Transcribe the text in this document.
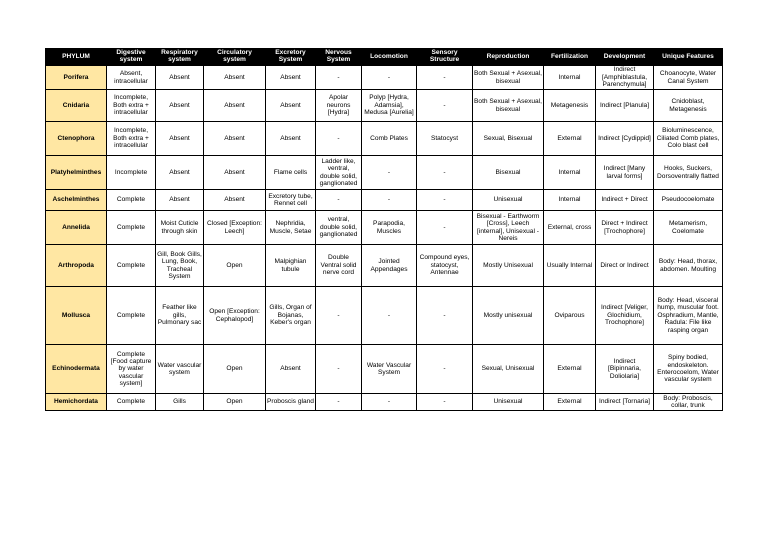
PHYLUM	Digestive system	Respiratory system	Circulatory system	Excretory System	Nervous System	Locomotion	Sensory Structure	Reproduction	Fertilization	Development	Unique Features
Porifera	Absent, intracellular	Absent	Absent	Absent	-	-	-	Both Sexual + Asexual, bisexual	Internal	Indirect [Amphiblastula, Parenchymula]	Choanocyte, Water Canal System
Cnidaria	Incomplete, Both extra + intracellular	Absent	Absent	Absent	Apolar neurons [Hydra]	Polyp [Hydra, Adamsia], Medusa [Aurelia]	-	Both Sexual + Asexual, bisexual	Metagenesis	Indirect [Planula]	Cnidoblast, Metagenesis
Ctenophora	Incomplete, Both extra + intracellular	Absent	Absent	Absent	-	Comb Plates	Statocyst	Sexual, Bisexual	External	Indirect [Cydippid]	Bioluminescence, Ciliated Comb plates, Colo blast cell
Platyhelminthes	Incomplete	Absent	Absent	Flame cells	Ladder like, ventral, double solid, ganglionated	-	-	Bisexual	Internal	Indirect [Many larval forms]	Hooks, Suckers, Dorsoventrally flatted
Aschelminthes	Complete	Absent	Absent	Excretory tube, Rennet cell	-	-	-	Unisexual	Internal	Indirect + Direct	Pseudocoelomate
Annelida	Complete	Moist Cuticle through skin	Closed [Exception: Leech]	Nephridia, Muscle, Setae	ventral, double solid, ganglionated	Parapodia, Muscles	-	Bisexual - Earthworm [Cross], Leech [internal], Unisexual - Nereis	External, cross	Direct + Indirect [Trochophore]	Metamerism, Coelomate
Arthropoda	Complete	Gill, Book Gills, Lung, Book, Tracheal System	Open	Malpighian tubule	Double Ventral solid nerve cord	Jointed Appendages	Compound eyes, statocyst, Antennae	Mostly Unisexual	Usually Internal	Direct or Indirect	Body: Head, thorax, abdomen. Moulting
Mollusca	Complete	Feather like gills, Pulmonary sac	Open [Exception: Cephalopod]	Gills, Organ of Bojanas, Keber's organ	-	-	-	Mostly unisexual	Oviparous	Indirect [Veliger, Glochidium, Trochophore]	Body: Head, visceral hump, muscular foot. Osphradium, Mantle, Radula: File like rasping organ
Echinodermata	Complete [Food capture by water vascular system]	Water vascular system	Open	Absent	-	Water Vascular System	-	Sexual, Unisexual	External	Indirect [Bipinnaria, Doliolaria]	Spiny bodied, endoskeleton. Enterocoelom, Water vascular system
Hemichordata	Complete	Gills	Open	Proboscis gland	-	-	-	Unisexual	External	Indirect [Tornaria]	Body: Proboscis, collar, trunk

■ ■ ■ ■ ■ ■ ■

What you need to do: Find each line in the listing above that contains "Excretory", and copy that line.

Answer section:
PHYLUM	Digestive system	Respiratory system	Circulatory system	Excretory System	Nervous System	Locomotion	Sensory Structure	Reproduction	Fertilization	Development	Unique Features
Aschelminthes	Complete	Absent	Absent	Excretory tube, Rennet cell	-	-	-	Unisexual	Internal	Indirect + Direct	Pseudocoelomate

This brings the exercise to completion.